▸ Task brief: Work through the data below and copy out every line where "åter" is found.

Data entries
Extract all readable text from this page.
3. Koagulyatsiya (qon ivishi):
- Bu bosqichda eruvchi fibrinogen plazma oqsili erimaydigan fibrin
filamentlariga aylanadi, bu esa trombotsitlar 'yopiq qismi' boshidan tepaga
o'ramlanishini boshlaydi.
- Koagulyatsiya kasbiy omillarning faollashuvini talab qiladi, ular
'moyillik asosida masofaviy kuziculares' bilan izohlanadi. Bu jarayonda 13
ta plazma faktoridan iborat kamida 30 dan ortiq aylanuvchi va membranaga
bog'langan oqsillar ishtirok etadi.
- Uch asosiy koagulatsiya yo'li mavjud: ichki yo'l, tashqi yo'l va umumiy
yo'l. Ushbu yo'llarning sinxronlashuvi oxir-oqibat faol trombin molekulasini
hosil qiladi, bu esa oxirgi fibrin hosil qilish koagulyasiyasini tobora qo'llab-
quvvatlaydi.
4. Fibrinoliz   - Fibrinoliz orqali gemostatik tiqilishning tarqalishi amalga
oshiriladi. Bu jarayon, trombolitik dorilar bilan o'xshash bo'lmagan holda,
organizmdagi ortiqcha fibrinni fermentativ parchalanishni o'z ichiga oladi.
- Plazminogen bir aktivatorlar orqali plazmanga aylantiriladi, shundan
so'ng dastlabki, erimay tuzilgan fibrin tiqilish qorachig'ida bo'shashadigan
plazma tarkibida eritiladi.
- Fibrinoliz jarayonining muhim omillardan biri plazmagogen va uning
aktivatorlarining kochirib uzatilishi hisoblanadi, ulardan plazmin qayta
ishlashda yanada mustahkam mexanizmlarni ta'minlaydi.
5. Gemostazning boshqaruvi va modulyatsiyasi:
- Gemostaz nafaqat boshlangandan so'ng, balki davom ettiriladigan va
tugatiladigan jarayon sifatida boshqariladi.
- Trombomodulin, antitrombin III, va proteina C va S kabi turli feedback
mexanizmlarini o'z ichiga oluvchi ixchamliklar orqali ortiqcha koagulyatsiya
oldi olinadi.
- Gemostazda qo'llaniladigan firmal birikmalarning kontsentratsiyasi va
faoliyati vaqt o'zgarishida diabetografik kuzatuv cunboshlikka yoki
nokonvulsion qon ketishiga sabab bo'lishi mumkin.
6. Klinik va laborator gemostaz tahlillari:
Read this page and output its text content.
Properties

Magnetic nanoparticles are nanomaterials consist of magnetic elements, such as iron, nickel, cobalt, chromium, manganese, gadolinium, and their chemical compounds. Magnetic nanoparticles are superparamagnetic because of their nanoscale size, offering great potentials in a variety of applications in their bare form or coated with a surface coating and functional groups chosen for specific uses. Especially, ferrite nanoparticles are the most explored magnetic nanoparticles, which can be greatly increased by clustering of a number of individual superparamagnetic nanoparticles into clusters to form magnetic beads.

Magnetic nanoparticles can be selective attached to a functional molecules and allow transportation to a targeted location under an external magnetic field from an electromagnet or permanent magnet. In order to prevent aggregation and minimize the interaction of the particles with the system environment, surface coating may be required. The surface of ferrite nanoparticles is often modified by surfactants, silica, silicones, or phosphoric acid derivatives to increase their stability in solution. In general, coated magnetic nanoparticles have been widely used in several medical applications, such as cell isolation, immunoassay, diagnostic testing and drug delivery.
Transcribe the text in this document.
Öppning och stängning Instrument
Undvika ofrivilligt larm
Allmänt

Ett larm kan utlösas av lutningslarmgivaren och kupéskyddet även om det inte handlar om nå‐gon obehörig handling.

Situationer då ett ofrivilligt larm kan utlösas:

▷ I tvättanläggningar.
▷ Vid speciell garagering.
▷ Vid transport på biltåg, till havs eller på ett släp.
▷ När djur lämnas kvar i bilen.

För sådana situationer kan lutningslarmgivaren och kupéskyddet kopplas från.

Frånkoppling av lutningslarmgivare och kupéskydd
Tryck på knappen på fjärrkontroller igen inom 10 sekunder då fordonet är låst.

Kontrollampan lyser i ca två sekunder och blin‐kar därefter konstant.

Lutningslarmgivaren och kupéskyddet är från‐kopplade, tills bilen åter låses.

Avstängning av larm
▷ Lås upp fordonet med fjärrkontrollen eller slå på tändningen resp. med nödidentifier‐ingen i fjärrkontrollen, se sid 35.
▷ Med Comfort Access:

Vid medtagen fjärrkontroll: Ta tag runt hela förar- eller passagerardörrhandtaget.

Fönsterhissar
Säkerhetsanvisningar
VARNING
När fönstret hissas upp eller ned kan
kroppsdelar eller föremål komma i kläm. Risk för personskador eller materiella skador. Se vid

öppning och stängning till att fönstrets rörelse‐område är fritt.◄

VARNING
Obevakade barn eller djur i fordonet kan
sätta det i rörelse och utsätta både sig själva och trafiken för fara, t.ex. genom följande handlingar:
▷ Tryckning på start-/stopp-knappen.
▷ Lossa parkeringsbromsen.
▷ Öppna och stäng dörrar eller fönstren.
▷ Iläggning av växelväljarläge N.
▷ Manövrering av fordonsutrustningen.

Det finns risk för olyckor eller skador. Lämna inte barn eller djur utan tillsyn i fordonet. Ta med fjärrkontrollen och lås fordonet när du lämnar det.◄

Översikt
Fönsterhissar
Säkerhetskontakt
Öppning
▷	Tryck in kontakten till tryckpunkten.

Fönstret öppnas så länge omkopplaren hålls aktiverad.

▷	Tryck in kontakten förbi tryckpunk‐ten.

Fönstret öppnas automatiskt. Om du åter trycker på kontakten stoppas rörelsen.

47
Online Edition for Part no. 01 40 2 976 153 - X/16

▸ Answer space:
Lutningslarmgivaren och kupéskyddet är från‐kopplade, tills bilen åter låses.
Fönstret öppnas automatiskt. Om du åter trycker på kontakten stoppas rörelsen.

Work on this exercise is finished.